WHAT IS BEING ASKED. Copy out all the data, word for word.

EXERCISE INPUT.
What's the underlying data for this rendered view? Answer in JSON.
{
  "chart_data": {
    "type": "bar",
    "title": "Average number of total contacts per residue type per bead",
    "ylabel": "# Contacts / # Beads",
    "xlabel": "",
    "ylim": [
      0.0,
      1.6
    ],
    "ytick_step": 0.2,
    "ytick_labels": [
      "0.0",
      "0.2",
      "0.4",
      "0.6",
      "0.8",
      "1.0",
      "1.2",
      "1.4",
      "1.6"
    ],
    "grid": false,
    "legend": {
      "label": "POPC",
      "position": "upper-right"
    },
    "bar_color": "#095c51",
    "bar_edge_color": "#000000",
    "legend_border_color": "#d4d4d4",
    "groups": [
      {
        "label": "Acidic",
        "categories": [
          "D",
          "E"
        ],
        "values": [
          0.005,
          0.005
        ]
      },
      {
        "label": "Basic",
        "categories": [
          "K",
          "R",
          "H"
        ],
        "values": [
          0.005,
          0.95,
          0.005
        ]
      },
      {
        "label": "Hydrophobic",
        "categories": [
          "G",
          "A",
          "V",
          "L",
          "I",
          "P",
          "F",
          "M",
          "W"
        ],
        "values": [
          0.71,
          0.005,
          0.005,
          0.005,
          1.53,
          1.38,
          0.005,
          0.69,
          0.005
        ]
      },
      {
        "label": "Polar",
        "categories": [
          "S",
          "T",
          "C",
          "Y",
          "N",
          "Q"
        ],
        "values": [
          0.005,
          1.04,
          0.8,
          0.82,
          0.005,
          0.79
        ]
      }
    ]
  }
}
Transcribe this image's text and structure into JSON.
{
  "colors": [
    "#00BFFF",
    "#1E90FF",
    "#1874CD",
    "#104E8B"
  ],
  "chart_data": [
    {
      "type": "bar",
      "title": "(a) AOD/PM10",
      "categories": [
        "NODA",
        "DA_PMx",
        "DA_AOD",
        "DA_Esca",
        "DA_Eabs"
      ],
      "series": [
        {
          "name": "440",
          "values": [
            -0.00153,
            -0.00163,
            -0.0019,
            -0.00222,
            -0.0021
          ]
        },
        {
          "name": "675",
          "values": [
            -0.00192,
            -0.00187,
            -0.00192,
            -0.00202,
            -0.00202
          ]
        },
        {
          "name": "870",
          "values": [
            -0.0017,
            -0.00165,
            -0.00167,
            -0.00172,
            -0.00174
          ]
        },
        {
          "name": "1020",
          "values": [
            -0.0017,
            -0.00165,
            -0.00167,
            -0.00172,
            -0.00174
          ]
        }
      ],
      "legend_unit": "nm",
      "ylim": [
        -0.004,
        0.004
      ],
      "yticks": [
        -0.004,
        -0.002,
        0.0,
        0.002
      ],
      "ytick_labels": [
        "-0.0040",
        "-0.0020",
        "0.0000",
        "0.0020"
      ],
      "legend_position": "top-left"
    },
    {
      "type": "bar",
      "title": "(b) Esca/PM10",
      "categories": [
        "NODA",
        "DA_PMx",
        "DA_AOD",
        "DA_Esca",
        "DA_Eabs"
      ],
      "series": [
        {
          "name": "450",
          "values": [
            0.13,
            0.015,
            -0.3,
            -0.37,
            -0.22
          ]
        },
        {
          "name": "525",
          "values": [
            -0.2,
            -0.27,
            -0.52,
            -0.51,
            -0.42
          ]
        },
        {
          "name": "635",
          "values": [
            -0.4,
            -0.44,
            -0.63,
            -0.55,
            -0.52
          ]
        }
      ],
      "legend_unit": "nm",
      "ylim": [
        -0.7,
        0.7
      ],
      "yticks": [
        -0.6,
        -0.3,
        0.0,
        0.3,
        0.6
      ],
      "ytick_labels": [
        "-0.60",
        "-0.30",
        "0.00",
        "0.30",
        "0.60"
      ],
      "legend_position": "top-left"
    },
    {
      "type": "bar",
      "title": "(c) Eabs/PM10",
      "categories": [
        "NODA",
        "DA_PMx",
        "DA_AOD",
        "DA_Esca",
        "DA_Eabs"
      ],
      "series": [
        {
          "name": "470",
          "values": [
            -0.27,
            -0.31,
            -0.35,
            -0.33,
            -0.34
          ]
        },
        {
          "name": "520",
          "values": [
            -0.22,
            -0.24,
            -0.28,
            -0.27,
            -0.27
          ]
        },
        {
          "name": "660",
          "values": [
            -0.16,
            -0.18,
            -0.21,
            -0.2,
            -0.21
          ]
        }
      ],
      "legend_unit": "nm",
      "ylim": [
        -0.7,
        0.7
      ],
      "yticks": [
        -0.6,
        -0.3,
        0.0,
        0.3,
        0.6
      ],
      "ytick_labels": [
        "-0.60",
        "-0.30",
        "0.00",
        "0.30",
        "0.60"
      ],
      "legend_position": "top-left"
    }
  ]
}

COMPLETED TASK.
What's the underlying data for this rendered view? Answer in JSON.
{
  "chart_data": {
    "type": "bar",
    "title": "Average number of total contacts per residue type per bead",
    "ylabel": "# Contacts / # Beads",
    "xlabel": "",
    "ylim": [
      0.0,
      1.6
    ],
    "ytick_step": 0.2,
    "ytick_labels": [
      "0.0",
      "0.2",
      "0.4",
      "0.6",
      "0.8",
      "1.0",
      "1.2",
      "1.4",
      "1.6"
    ],
    "grid": false,
    "legend": {
      "label": "POPC",
      "position": "upper-right"
    },
    "bar_color": "#095c51",
    "bar_edge_color": "#000000",
    "legend_border_color": "#d4d4d4",
    "groups": [
      {
        "label": "Acidic",
        "categories": [
          "D",
          "E"
        ],
        "values": [
          0.005,
          0.005
        ]
      },
      {
        "label": "Basic",
        "categories": [
          "K",
          "R",
          "H"
        ],
        "values": [
          0.005,
          0.95,
          0.005
        ]
      },
      {
        "label": "Hydrophobic",
        "categories": [
          "G",
          "A",
          "V",
          "L",
          "I",
          "P",
          "F",
          "M",
          "W"
        ],
        "values": [
          0.71,
          0.005,
          0.005,
          0.005,
          1.53,
          1.38,
          0.005,
          0.69,
          0.005
        ]
      },
      {
        "label": "Polar",
        "categories": [
          "S",
          "T",
          "C",
          "Y",
          "N",
          "Q"
        ],
        "values": [
          0.005,
          1.04,
          0.8,
          0.82,
          0.005,
          0.79
        ]
      }
    ]
  }
}
Transcribe this image's text and structure into JSON.
{
  "colors": [
    "#00BFFF",
    "#1E90FF",
    "#1874CD",
    "#104E8B"
  ],
  "chart_data": [
    {
      "type": "bar",
      "title": "(a) AOD/PM10",
      "categories": [
        "NODA",
        "DA_PMx",
        "DA_AOD",
        "DA_Esca",
        "DA_Eabs"
      ],
      "series": [
        {
          "name": "440",
          "values": [
            -0.00153,
            -0.00163,
            -0.0019,
            -0.00222,
            -0.0021
          ]
        },
        {
          "name": "675",
          "values": [
            -0.00192,
            -0.00187,
            -0.00192,
            -0.00202,
            -0.00202
          ]
        },
        {
          "name": "870",
          "values": [
            -0.0017,
            -0.00165,
            -0.00167,
            -0.00172,
            -0.00174
          ]
        },
        {
          "name": "1020",
          "values": [
            -0.0017,
            -0.00165,
            -0.00167,
            -0.00172,
            -0.00174
          ]
        }
      ],
      "legend_unit": "nm",
      "ylim": [
        -0.004,
        0.004
      ],
      "yticks": [
        -0.004,
        -0.002,
        0.0,
        0.002
      ],
      "ytick_labels": [
        "-0.0040",
        "-0.0020",
        "0.0000",
        "0.0020"
      ],
      "legend_position": "top-left"
    },
    {
      "type": "bar",
      "title": "(b) Esca/PM10",
      "categories": [
        "NODA",
        "DA_PMx",
        "DA_AOD",
        "DA_Esca",
        "DA_Eabs"
      ],
      "series": [
        {
          "name": "450",
          "values": [
            0.13,
            0.015,
            -0.3,
            -0.37,
            -0.22
          ]
        },
        {
          "name": "525",
          "values": [
            -0.2,
            -0.27,
            -0.52,
            -0.51,
            -0.42
          ]
        },
        {
          "name": "635",
          "values": [
            -0.4,
            -0.44,
            -0.63,
            -0.55,
            -0.52
          ]
        }
      ],
      "legend_unit": "nm",
      "ylim": [
        -0.7,
        0.7
      ],
      "yticks": [
        -0.6,
        -0.3,
        0.0,
        0.3,
        0.6
      ],
      "ytick_labels": [
        "-0.60",
        "-0.30",
        "0.00",
        "0.30",
        "0.60"
      ],
      "legend_position": "top-left"
    },
    {
      "type": "bar",
      "title": "(c) Eabs/PM10",
      "categories": [
        "NODA",
        "DA_PMx",
        "DA_AOD",
        "DA_Esca",
        "DA_Eabs"
      ],
      "series": [
        {
          "name": "470",
          "values": [
            -0.27,
            -0.31,
            -0.35,
            -0.33,
            -0.34
          ]
        },
        {
          "name": "520",
          "values": [
            -0.22,
            -0.24,
            -0.28,
            -0.27,
            -0.27
          ]
        },
        {
          "name": "660",
          "values": [
            -0.16,
            -0.18,
            -0.21,
            -0.2,
            -0.21
          ]
        }
      ],
      "legend_unit": "nm",
      "ylim": [
        -0.7,
        0.7
      ],
      "yticks": [
        -0.6,
        -0.3,
        0.0,
        0.3,
        0.6
      ],
      "ytick_labels": [
        "-0.60",
        "-0.30",
        "0.00",
        "0.30",
        "0.60"
      ],
      "legend_position": "top-left"
    }
  ]
}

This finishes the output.